RECORDS:
-------

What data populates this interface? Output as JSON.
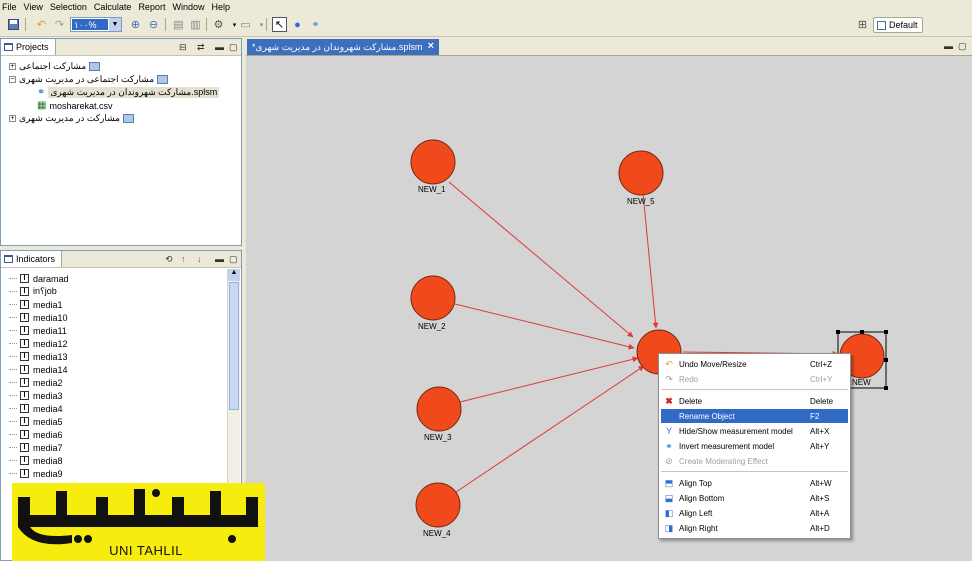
{
  "menubar": [
    "File",
    "View",
    "Selection",
    "Calculate",
    "Report",
    "Window",
    "Help"
  ],
  "toolbar": {
    "zoom_value": "۱۰۰%",
    "perspective": "Default"
  },
  "projects": {
    "title": "Projects",
    "items": [
      {
        "label": "مشارکت اجتماعی",
        "level": 0,
        "expandable": true
      },
      {
        "label": "مشارکت اجتماعی در مدیریت شهری",
        "level": 0,
        "expandable": true
      },
      {
        "label": "مشارکت شهروندان در مدیریت شهری.splsm",
        "level": 1,
        "expandable": false,
        "selected": true
      },
      {
        "label": "mosharekat.csv",
        "level": 1,
        "expandable": false
      },
      {
        "label": "مشارکت در مدیریت شهری",
        "level": 0,
        "expandable": true
      }
    ]
  },
  "indicators": {
    "title": "Indicators",
    "items": [
      "daramad",
      "i‌n؟job",
      "media1",
      "media10",
      "media11",
      "media12",
      "media13",
      "media14",
      "media2",
      "media3",
      "media4",
      "media5",
      "media6",
      "media7",
      "media8",
      "media9"
    ]
  },
  "editor": {
    "tab_label": "*مشارکت شهروندان در مدیریت شهری.splsm",
    "nodes": [
      "NEW_1",
      "NEW_5",
      "NEW_2",
      "NEW_3",
      "NEW_4",
      "NEW"
    ]
  },
  "context_menu": {
    "items": [
      {
        "label": "Undo Move/Resize",
        "shortcut": "Ctrl+Z",
        "icon": "undo-icon",
        "disabled": false
      },
      {
        "label": "Redo",
        "shortcut": "Ctrl+Y",
        "icon": "redo-icon",
        "disabled": true
      },
      {
        "label": "Delete",
        "shortcut": "Delete",
        "icon": "delete-icon",
        "disabled": false
      },
      {
        "label": "Rename Object",
        "shortcut": "F2",
        "icon": "",
        "disabled": false,
        "highlighted": true
      },
      {
        "label": "Hide/Show measurement model",
        "shortcut": "Alt+X",
        "icon": "measurement-icon",
        "disabled": false
      },
      {
        "label": "Invert measurement model",
        "shortcut": "Alt+Y",
        "icon": "invert-icon",
        "disabled": false
      },
      {
        "label": "Create Moderating Effect",
        "shortcut": "",
        "icon": "moderating-icon",
        "disabled": true
      },
      {
        "label": "Align Top",
        "shortcut": "Alt+W",
        "icon": "align-top-icon",
        "disabled": false
      },
      {
        "label": "Align Bottom",
        "shortcut": "Alt+S",
        "icon": "align-bottom-icon",
        "disabled": false
      },
      {
        "label": "Align Left",
        "shortcut": "Alt+A",
        "icon": "align-left-icon",
        "disabled": false
      },
      {
        "label": "Align Right",
        "shortcut": "Alt+D",
        "icon": "align-right-icon",
        "disabled": false
      }
    ]
  },
  "watermark": {
    "brand_persian": "یونی تحلیل",
    "brand_latin": "UNI TAHLIL"
  },
  "colors": {
    "node_fill": "#f04a1c",
    "arrow": "#e03a3a",
    "highlight": "#316ac5",
    "logo_bg": "#f6ed0e"
  }
}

-------

EXERCISE AIM: Without the pictures, restate all the entries above exactly.

SOLUTION TO THE PROBLEM:
What data populates this interface? Output as JSON.
{
  "menubar": [
    "File",
    "View",
    "Selection",
    "Calculate",
    "Report",
    "Window",
    "Help"
  ],
  "toolbar": {
    "zoom_value": "۱۰۰%",
    "perspective": "Default"
  },
  "projects": {
    "title": "Projects",
    "items": [
      {
        "label": "مشارکت اجتماعی",
        "level": 0,
        "expandable": true
      },
      {
        "label": "مشارکت اجتماعی در مدیریت شهری",
        "level": 0,
        "expandable": true
      },
      {
        "label": "مشارکت شهروندان در مدیریت شهری.splsm",
        "level": 1,
        "expandable": false,
        "selected": true
      },
      {
        "label": "mosharekat.csv",
        "level": 1,
        "expandable": false
      },
      {
        "label": "مشارکت در مدیریت شهری",
        "level": 0,
        "expandable": true
      }
    ]
  },
  "indicators": {
    "title": "Indicators",
    "items": [
      "daramad",
      "i‌n؟job",
      "media1",
      "media10",
      "media11",
      "media12",
      "media13",
      "media14",
      "media2",
      "media3",
      "media4",
      "media5",
      "media6",
      "media7",
      "media8",
      "media9"
    ]
  },
  "editor": {
    "tab_label": "*مشارکت شهروندان در مدیریت شهری.splsm",
    "nodes": [
      "NEW_1",
      "NEW_5",
      "NEW_2",
      "NEW_3",
      "NEW_4",
      "NEW"
    ]
  },
  "context_menu": {
    "items": [
      {
        "label": "Undo Move/Resize",
        "shortcut": "Ctrl+Z",
        "icon": "undo-icon",
        "disabled": false
      },
      {
        "label": "Redo",
        "shortcut": "Ctrl+Y",
        "icon": "redo-icon",
        "disabled": true
      },
      {
        "label": "Delete",
        "shortcut": "Delete",
        "icon": "delete-icon",
        "disabled": false
      },
      {
        "label": "Rename Object",
        "shortcut": "F2",
        "icon": "",
        "disabled": false,
        "highlighted": true
      },
      {
        "label": "Hide/Show measurement model",
        "shortcut": "Alt+X",
        "icon": "measurement-icon",
        "disabled": false
      },
      {
        "label": "Invert measurement model",
        "shortcut": "Alt+Y",
        "icon": "invert-icon",
        "disabled": false
      },
      {
        "label": "Create Moderating Effect",
        "shortcut": "",
        "icon": "moderating-icon",
        "disabled": true
      },
      {
        "label": "Align Top",
        "shortcut": "Alt+W",
        "icon": "align-top-icon",
        "disabled": false
      },
      {
        "label": "Align Bottom",
        "shortcut": "Alt+S",
        "icon": "align-bottom-icon",
        "disabled": false
      },
      {
        "label": "Align Left",
        "shortcut": "Alt+A",
        "icon": "align-left-icon",
        "disabled": false
      },
      {
        "label": "Align Right",
        "shortcut": "Alt+D",
        "icon": "align-right-icon",
        "disabled": false
      }
    ]
  },
  "watermark": {
    "brand_persian": "یونی تحلیل",
    "brand_latin": "UNI TAHLIL"
  },
  "colors": {
    "node_fill": "#f04a1c",
    "arrow": "#e03a3a",
    "highlight": "#316ac5",
    "logo_bg": "#f6ed0e"
  }
}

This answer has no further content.